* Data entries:
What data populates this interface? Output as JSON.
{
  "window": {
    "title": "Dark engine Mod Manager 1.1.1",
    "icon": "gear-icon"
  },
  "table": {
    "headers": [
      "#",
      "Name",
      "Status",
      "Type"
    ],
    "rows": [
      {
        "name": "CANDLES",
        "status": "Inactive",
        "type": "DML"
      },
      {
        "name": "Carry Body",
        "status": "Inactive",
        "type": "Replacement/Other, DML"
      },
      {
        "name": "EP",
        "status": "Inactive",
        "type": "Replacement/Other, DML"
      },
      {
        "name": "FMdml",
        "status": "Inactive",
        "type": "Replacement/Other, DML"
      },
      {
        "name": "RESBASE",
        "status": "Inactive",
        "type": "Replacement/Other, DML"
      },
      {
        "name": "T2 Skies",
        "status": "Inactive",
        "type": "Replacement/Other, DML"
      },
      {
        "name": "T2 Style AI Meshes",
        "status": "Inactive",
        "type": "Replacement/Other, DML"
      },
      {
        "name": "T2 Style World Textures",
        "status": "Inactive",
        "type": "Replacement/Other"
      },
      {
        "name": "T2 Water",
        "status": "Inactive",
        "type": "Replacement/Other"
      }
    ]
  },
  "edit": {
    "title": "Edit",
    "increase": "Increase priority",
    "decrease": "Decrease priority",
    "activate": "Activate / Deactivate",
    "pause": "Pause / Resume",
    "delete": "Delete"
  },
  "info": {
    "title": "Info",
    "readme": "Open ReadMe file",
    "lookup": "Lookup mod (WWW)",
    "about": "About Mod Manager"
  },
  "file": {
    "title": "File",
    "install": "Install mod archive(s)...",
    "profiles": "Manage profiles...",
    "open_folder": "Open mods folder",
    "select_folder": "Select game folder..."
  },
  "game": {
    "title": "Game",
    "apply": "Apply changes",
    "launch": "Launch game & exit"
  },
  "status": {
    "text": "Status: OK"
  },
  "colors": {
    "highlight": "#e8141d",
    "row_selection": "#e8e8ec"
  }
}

* Aim of the task: Restate all of the entries above precisely.

* Exercise output:
What data populates this interface? Output as JSON.
{
  "window": {
    "title": "Dark engine Mod Manager 1.1.1",
    "icon": "gear-icon"
  },
  "table": {
    "headers": [
      "#",
      "Name",
      "Status",
      "Type"
    ],
    "rows": [
      {
        "name": "CANDLES",
        "status": "Inactive",
        "type": "DML"
      },
      {
        "name": "Carry Body",
        "status": "Inactive",
        "type": "Replacement/Other, DML"
      },
      {
        "name": "EP",
        "status": "Inactive",
        "type": "Replacement/Other, DML"
      },
      {
        "name": "FMdml",
        "status": "Inactive",
        "type": "Replacement/Other, DML"
      },
      {
        "name": "RESBASE",
        "status": "Inactive",
        "type": "Replacement/Other, DML"
      },
      {
        "name": "T2 Skies",
        "status": "Inactive",
        "type": "Replacement/Other, DML"
      },
      {
        "name": "T2 Style AI Meshes",
        "status": "Inactive",
        "type": "Replacement/Other, DML"
      },
      {
        "name": "T2 Style World Textures",
        "status": "Inactive",
        "type": "Replacement/Other"
      },
      {
        "name": "T2 Water",
        "status": "Inactive",
        "type": "Replacement/Other"
      }
    ]
  },
  "edit": {
    "title": "Edit",
    "increase": "Increase priority",
    "decrease": "Decrease priority",
    "activate": "Activate / Deactivate",
    "pause": "Pause / Resume",
    "delete": "Delete"
  },
  "info": {
    "title": "Info",
    "readme": "Open ReadMe file",
    "lookup": "Lookup mod (WWW)",
    "about": "About Mod Manager"
  },
  "file": {
    "title": "File",
    "install": "Install mod archive(s)...",
    "profiles": "Manage profiles...",
    "open_folder": "Open mods folder",
    "select_folder": "Select game folder..."
  },
  "game": {
    "title": "Game",
    "apply": "Apply changes",
    "launch": "Launch game & exit"
  },
  "status": {
    "text": "Status: OK"
  },
  "colors": {
    "highlight": "#e8141d",
    "row_selection": "#e8e8ec"
  }
}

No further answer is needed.